▸ **Request**
Copy every line of the records below word for word, leaving out the pictures.

▸ **Extracted entries**
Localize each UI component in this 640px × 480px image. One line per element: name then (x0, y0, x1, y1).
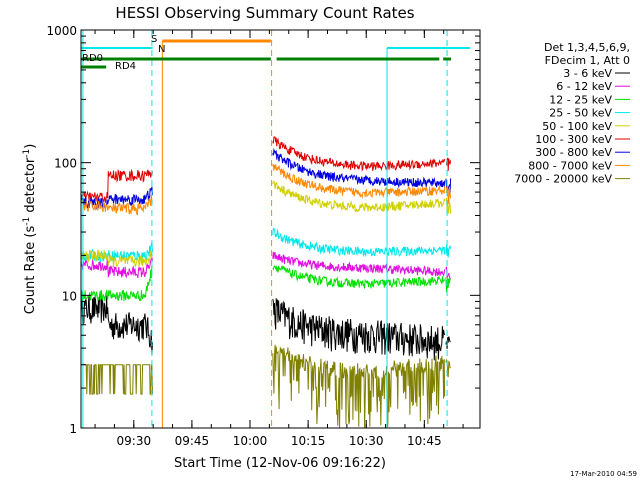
legend-header-line-1: Det 1,3,4,5,6,9, (544, 41, 630, 54)
y-axis-label: Count Rate (s-1 detector-1) (22, 144, 38, 315)
x-tick-label-6: 10:45 (407, 434, 442, 448)
flag-label-rd0: RD0 (82, 53, 103, 64)
series-line-1 (81, 294, 451, 361)
legend-label-9: 7000 - 20000 keV (514, 173, 612, 186)
x-tick-label-2: 09:45 (175, 434, 210, 448)
flag-label-rd4: RD4 (115, 61, 136, 72)
legend-label-5: 50 - 100 keV (542, 120, 612, 133)
y-tick-label-3: 100 (54, 157, 77, 171)
x-tick-label-4: 10:15 (291, 434, 326, 448)
x-axis-label: Start Time (12-Nov-06 09:16:22) (174, 456, 386, 471)
series-line-4 (81, 227, 452, 263)
x-tick-label-1: 09:30 (117, 434, 152, 448)
series-line-9 (81, 344, 451, 428)
x-tick-label-3: 10:00 (233, 434, 268, 448)
series-line-2 (81, 251, 452, 280)
timestamp-footer: 17-Mar-2010 04:59 (570, 470, 637, 478)
flag-label-n: N (158, 44, 165, 55)
series-line-3 (81, 265, 451, 302)
axes: 09:30 09:45 10:00 10:15 10:30 10:45 1 10 100 1000 (46, 24, 480, 448)
chart-title: HESSI Observing Summary Count Rates (115, 4, 414, 22)
series-line-8 (81, 163, 452, 216)
legend-label-4: 25 - 50 keV (549, 107, 612, 120)
y-tick-label-1: 1 (69, 422, 77, 436)
x-tick-label-5: 10:30 (349, 434, 384, 448)
legend-label-6: 100 - 300 keV (535, 133, 612, 146)
legend-header-line-2: FDecim 1, Att 0 (545, 54, 630, 67)
legend-label-8: 800 - 7000 keV (528, 159, 612, 172)
series-group (81, 136, 452, 428)
flag-label-s: S (151, 34, 157, 45)
legend: Det 1,3,4,5,6,9, FDecim 1, Att 0 3 - 6 k… (514, 41, 630, 186)
plot-frame (80, 29, 481, 429)
legend-label-2: 6 - 12 keV (556, 80, 612, 93)
legend-label-3: 12 - 25 keV (549, 93, 612, 106)
legend-label-7: 300 - 800 keV (535, 146, 612, 159)
legend-label-1: 3 - 6 keV (563, 67, 612, 80)
y-tick-label-4: 1000 (46, 24, 77, 38)
y-tick-label-2: 10 (62, 289, 77, 303)
plot-area: SN RD0 RD4 (81, 30, 470, 428)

▸ **Exercise solution**
Localize each UI component in this 640px × 480px image. One line per element: name then (x0, y0, x1, y1).
legend-header-line-1: Det 1,3,4,5,6,9, (544, 41, 630, 54)
y-axis-label: Count Rate (s-1 detector-1) (22, 144, 38, 315)
x-tick-label-6: 10:45 (407, 434, 442, 448)
flag-label-rd0: RD0 (82, 53, 103, 64)
series-line-1 (81, 294, 451, 361)
legend-label-9: 7000 - 20000 keV (514, 173, 612, 186)
x-tick-label-2: 09:45 (175, 434, 210, 448)
flag-label-rd4: RD4 (115, 61, 136, 72)
legend-label-5: 50 - 100 keV (542, 120, 612, 133)
y-tick-label-3: 100 (54, 157, 77, 171)
x-tick-label-4: 10:15 (291, 434, 326, 448)
x-axis-label: Start Time (12-Nov-06 09:16:22) (174, 456, 386, 471)
series-line-4 (81, 227, 452, 263)
x-tick-label-1: 09:30 (117, 434, 152, 448)
series-line-9 (81, 344, 451, 428)
x-tick-label-3: 10:00 (233, 434, 268, 448)
series-line-2 (81, 251, 452, 280)
timestamp-footer: 17-Mar-2010 04:59 (570, 470, 637, 478)
flag-label-n: N (158, 44, 165, 55)
series-line-3 (81, 265, 451, 302)
axes: 09:30 09:45 10:00 10:15 10:30 10:45 1 10 100 1000 (46, 24, 480, 448)
chart-title: HESSI Observing Summary Count Rates (115, 4, 414, 22)
series-line-8 (81, 163, 452, 216)
legend-label-4: 25 - 50 keV (549, 107, 612, 120)
y-tick-label-1: 1 (69, 422, 77, 436)
x-tick-label-5: 10:30 (349, 434, 384, 448)
legend-label-6: 100 - 300 keV (535, 133, 612, 146)
legend-header-line-2: FDecim 1, Att 0 (545, 54, 630, 67)
legend-label-8: 800 - 7000 keV (528, 159, 612, 172)
series-group (81, 136, 452, 428)
flag-label-s: S (151, 34, 157, 45)
legend: Det 1,3,4,5,6,9, FDecim 1, Att 0 3 - 6 k… (514, 41, 630, 186)
plot-frame (80, 29, 481, 429)
legend-label-2: 6 - 12 keV (556, 80, 612, 93)
legend-label-3: 12 - 25 keV (549, 93, 612, 106)
legend-label-7: 300 - 800 keV (535, 146, 612, 159)
legend-label-1: 3 - 6 keV (563, 67, 612, 80)
y-tick-label-4: 1000 (46, 24, 77, 38)
y-tick-label-2: 10 (62, 289, 77, 303)
plot-area: SN RD0 RD4 (81, 30, 470, 428)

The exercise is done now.